- **TASK REQUIREMENTS**
Extract each line of the records below that contains the word "frac".

— START SOURCE DATA —

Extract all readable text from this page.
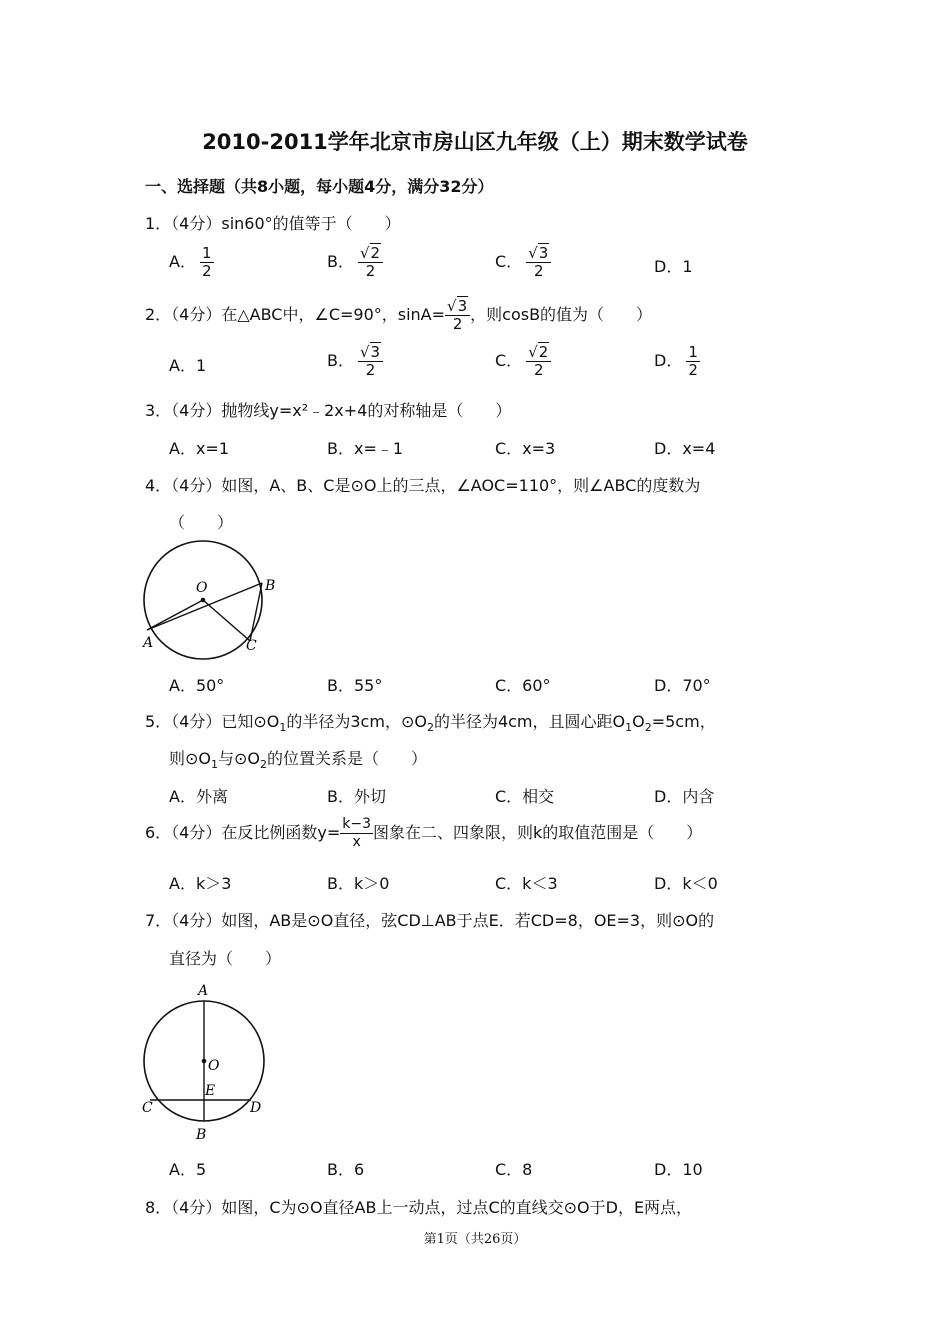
2010-2011学年北京市房山区九年级（上）期末数学试卷
一、选择题（共8小题，每小题4分，满分32分）
1．（4分）sin60°的值等于（　　）
A． $\frac{1}{2}$	B． $\frac{√2}{2}$	C． $\frac{√3}{2}$	D．1
2．（4分）在△ABC中，∠C=90°，$\sin A= \frac{√3}{2}$ ，则cosB的值为（　　）
A．1	B． $\frac{√3}{2}$	C． $\frac{√2}{2}$	D． $\frac{1}{2}$
3．（4分）抛物线y=x²﹣2x+4的对称轴是（　　）
A．x=1	B．x=﹣1	C．x=3	D．x=4
4．（4分）如图，A、B、C是⊙O上的三点，∠AOC=110°，则∠ABC的度数为
（　　）
O
A
B
C
A．50°	B．55°	C．60°	D．70°
5．（4分）已知$⊙O_1$的半径为3cm，$⊙O_2$的半径为4cm，且圆心距$O_1O_2=5cm$，
则$⊙O_1$与$⊙O_2$的位置关系是（　　）
A．外离	B．外切	C．相交	D．内含
6．（4分）在反比例函数$y= \frac{k-3}{x}$ 图象在二、四象限，则k的取值范围是（　　）
A．k＞3	B．k＞0	C．k＜3	D．k＜0
7．（4分）如图，AB是⊙O直径，弦CD⊥AB于点E．若CD=8，OE=3，则⊙O的
直径为（　　）
A
O
E
C	D
B
A．5	B．6	C．8	D．10
8．（4分）如图，C为⊙O直径AB上一动点，过点C的直线交⊙O于D，E两点，
第1页（共26页）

— END SOURCE DATA —

- **WRITTEN SOLUTION**
A． $\frac{1}{2}$	B． $\frac{√2}{2}$	C． $\frac{√3}{2}$	D．1
2．（4分）在△ABC中，∠C=90°，$\sin A= \frac{√3}{2}$ ，则cosB的值为（　　）
A．1	B． $\frac{√3}{2}$	C． $\frac{√2}{2}$	D． $\frac{1}{2}$
6．（4分）在反比例函数$y= \frac{k-3}{x}$ 图象在二、四象限，则k的取值范围是（　　）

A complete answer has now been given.